**Raw records**
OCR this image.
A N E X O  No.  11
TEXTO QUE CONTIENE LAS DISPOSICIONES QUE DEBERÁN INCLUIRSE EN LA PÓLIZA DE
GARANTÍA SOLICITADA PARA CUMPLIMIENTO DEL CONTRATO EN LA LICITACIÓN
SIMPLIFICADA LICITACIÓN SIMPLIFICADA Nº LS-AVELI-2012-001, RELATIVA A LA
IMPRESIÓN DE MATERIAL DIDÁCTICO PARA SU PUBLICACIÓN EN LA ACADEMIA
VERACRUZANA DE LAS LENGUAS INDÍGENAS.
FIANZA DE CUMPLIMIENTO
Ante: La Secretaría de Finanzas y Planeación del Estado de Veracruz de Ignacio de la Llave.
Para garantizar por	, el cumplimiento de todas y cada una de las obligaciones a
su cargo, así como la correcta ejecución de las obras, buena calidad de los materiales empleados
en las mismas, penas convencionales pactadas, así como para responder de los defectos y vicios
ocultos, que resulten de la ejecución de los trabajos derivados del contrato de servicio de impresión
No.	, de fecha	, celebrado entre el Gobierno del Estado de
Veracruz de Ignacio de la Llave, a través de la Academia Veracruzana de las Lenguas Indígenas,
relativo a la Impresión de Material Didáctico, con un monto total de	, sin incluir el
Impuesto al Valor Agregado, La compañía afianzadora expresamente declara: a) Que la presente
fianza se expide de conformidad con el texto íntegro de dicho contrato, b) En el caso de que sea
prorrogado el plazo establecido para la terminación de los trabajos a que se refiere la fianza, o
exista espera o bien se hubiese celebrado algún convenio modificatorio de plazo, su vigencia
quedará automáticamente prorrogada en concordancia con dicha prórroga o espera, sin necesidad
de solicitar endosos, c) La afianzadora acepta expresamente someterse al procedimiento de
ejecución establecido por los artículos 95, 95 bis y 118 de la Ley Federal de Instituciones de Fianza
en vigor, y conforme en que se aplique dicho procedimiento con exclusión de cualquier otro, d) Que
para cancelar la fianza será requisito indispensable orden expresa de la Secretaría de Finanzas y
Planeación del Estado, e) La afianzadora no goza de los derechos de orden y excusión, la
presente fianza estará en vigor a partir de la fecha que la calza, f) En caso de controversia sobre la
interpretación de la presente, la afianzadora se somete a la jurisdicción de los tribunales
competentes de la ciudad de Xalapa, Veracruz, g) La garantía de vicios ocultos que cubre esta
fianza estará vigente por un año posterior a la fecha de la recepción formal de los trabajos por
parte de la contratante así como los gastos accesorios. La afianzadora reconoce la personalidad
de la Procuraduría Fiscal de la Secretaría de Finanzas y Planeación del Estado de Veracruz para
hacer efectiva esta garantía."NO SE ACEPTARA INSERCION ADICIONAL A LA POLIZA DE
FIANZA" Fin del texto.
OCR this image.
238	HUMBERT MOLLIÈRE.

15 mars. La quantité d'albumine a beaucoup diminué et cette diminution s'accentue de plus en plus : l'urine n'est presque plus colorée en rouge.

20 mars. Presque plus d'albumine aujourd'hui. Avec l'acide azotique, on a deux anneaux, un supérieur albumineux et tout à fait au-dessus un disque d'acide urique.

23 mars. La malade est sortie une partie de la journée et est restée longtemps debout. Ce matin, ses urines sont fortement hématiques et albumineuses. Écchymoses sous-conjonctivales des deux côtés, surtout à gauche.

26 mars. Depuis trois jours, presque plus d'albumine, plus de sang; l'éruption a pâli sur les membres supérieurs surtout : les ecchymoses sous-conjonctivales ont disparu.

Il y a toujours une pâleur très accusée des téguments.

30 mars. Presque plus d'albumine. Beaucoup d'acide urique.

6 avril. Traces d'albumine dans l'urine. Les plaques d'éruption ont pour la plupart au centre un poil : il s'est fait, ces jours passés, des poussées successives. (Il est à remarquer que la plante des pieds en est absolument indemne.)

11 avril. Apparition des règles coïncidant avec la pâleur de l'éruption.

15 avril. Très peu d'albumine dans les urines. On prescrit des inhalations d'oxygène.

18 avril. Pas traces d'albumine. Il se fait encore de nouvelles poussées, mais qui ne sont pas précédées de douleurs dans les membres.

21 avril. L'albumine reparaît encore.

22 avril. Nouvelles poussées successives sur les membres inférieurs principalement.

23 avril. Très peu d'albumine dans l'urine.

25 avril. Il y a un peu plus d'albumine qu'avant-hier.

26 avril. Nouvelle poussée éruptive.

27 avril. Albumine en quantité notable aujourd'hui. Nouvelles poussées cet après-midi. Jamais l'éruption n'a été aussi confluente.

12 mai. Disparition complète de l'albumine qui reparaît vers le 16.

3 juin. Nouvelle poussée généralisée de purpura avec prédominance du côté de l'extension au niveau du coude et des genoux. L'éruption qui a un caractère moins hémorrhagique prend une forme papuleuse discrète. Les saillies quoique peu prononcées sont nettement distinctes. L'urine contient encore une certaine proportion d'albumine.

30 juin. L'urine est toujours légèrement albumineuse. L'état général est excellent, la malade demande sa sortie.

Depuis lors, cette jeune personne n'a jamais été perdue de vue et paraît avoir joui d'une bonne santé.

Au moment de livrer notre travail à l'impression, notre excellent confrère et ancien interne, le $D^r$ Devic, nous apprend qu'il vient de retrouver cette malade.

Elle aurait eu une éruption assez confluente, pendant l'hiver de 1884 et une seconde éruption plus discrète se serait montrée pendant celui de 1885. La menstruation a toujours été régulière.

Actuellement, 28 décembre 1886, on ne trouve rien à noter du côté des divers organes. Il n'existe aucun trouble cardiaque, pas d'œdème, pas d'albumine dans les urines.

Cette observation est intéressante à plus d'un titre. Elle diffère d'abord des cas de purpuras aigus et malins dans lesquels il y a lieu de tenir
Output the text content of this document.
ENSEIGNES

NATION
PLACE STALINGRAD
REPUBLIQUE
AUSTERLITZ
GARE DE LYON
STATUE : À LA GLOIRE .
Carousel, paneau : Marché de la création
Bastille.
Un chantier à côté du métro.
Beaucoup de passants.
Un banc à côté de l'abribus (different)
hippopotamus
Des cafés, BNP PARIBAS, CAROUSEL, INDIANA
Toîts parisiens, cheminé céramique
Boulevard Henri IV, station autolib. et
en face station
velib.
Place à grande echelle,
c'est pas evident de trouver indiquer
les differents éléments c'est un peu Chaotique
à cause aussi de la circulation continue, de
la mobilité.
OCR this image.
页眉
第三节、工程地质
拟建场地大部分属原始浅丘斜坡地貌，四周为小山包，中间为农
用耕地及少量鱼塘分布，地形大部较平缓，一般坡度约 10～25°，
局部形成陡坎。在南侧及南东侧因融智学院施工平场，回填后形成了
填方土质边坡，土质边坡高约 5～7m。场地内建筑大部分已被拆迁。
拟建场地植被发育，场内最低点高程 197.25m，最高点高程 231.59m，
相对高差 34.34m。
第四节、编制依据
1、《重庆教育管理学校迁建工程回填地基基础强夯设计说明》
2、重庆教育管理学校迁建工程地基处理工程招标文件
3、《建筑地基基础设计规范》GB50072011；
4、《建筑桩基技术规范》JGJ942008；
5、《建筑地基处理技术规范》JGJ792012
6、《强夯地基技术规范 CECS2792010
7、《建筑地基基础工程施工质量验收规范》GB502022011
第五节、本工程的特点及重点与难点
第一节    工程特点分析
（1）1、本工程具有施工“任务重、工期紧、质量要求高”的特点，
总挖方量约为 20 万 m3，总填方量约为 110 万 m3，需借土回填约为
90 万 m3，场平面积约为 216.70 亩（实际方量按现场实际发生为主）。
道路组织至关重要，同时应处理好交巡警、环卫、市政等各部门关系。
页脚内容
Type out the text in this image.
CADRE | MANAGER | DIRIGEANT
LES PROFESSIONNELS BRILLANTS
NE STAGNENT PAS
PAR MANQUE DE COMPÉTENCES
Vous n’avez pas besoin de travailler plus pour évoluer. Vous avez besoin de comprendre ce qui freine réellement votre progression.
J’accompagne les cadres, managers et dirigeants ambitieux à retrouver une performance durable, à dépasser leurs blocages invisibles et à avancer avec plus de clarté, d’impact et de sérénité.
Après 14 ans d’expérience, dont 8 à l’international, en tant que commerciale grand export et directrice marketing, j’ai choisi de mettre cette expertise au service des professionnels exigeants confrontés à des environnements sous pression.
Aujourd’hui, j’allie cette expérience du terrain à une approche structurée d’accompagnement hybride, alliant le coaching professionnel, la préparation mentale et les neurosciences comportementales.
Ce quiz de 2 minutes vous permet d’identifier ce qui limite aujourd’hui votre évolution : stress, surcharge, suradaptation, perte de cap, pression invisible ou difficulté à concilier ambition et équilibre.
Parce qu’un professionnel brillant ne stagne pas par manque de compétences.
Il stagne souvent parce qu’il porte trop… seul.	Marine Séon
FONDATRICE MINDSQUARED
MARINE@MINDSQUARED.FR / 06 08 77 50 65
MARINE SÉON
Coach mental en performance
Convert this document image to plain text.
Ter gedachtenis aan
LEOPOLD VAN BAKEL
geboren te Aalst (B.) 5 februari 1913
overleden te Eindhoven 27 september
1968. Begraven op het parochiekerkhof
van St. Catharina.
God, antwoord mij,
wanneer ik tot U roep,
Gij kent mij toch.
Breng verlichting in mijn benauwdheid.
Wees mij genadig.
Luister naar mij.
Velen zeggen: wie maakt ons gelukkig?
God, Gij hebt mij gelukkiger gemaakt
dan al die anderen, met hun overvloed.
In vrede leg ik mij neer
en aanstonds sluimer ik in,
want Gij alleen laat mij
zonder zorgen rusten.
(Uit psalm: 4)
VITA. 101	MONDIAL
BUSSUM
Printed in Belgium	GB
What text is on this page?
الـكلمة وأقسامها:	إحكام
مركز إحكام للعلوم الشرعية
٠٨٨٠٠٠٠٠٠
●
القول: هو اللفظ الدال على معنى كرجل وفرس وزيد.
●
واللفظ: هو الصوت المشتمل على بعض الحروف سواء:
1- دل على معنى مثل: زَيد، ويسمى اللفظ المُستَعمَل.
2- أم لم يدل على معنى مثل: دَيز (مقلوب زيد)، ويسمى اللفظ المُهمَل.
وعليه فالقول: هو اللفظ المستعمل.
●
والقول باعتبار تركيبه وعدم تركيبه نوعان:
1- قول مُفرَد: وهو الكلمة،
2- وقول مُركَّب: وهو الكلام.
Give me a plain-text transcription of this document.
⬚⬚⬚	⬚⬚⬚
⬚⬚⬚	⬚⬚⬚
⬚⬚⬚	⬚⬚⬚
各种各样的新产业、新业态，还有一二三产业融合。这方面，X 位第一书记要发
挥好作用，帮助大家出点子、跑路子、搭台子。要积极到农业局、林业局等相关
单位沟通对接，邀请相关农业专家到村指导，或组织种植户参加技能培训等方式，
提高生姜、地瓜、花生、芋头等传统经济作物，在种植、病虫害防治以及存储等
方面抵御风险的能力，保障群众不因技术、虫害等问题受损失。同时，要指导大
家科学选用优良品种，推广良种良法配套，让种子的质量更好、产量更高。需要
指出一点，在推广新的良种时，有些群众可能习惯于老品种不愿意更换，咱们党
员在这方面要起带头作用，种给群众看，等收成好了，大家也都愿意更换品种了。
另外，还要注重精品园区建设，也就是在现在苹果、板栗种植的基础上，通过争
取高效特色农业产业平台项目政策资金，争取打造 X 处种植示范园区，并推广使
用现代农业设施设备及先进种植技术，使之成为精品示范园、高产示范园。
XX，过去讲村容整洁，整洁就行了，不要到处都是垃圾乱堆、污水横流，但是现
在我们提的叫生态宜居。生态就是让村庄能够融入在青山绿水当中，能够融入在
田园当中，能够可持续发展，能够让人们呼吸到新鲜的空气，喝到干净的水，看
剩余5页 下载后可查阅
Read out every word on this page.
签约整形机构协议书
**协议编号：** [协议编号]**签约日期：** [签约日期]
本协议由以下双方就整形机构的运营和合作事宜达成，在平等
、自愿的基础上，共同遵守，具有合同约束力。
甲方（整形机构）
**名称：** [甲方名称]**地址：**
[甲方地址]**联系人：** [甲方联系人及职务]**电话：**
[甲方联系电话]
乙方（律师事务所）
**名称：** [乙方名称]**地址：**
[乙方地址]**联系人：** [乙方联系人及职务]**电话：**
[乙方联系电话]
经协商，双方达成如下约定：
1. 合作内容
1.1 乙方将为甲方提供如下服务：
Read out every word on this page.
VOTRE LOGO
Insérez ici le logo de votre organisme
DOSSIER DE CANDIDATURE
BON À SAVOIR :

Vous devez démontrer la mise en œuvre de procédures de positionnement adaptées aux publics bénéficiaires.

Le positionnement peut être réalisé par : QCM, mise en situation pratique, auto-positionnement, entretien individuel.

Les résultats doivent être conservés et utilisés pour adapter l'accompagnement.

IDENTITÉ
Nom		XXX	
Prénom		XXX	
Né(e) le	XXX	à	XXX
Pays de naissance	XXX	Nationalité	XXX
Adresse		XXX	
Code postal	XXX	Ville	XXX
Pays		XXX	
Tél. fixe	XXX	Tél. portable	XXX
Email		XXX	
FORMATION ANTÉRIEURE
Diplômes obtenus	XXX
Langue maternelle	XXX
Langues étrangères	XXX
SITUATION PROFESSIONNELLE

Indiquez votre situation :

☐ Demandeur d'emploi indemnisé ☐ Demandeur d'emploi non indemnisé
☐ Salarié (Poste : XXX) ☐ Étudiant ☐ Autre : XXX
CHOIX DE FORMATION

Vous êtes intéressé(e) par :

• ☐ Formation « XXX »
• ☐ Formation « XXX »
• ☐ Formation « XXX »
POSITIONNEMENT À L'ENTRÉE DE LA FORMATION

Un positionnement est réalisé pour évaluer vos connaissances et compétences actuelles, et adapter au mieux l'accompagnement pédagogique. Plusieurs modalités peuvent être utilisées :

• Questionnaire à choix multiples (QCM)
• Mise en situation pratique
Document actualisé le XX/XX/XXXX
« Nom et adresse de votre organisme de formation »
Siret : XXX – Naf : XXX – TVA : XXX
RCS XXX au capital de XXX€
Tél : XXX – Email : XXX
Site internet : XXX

**Written task**
From the listing above, copy every line that includes the word "encore".

**Result of the exercise**
18 avril. Pas traces d'albumine. Il se fait encore de nouvelles poussées, mais qui ne sont pas précédées de douleurs dans les membres.
21 avril. L'albumine reparaît encore.
3 juin. Nouvelle poussée généralisée de purpura avec prédominance du côté de l'extension au niveau du coude et des genoux. L'éruption qui a un caractère moins hémorrhagique prend une forme papuleuse discrète. Les saillies quoique peu prononcées sont nettement distinctes. L'urine contient encore une certaine proportion d'albumine.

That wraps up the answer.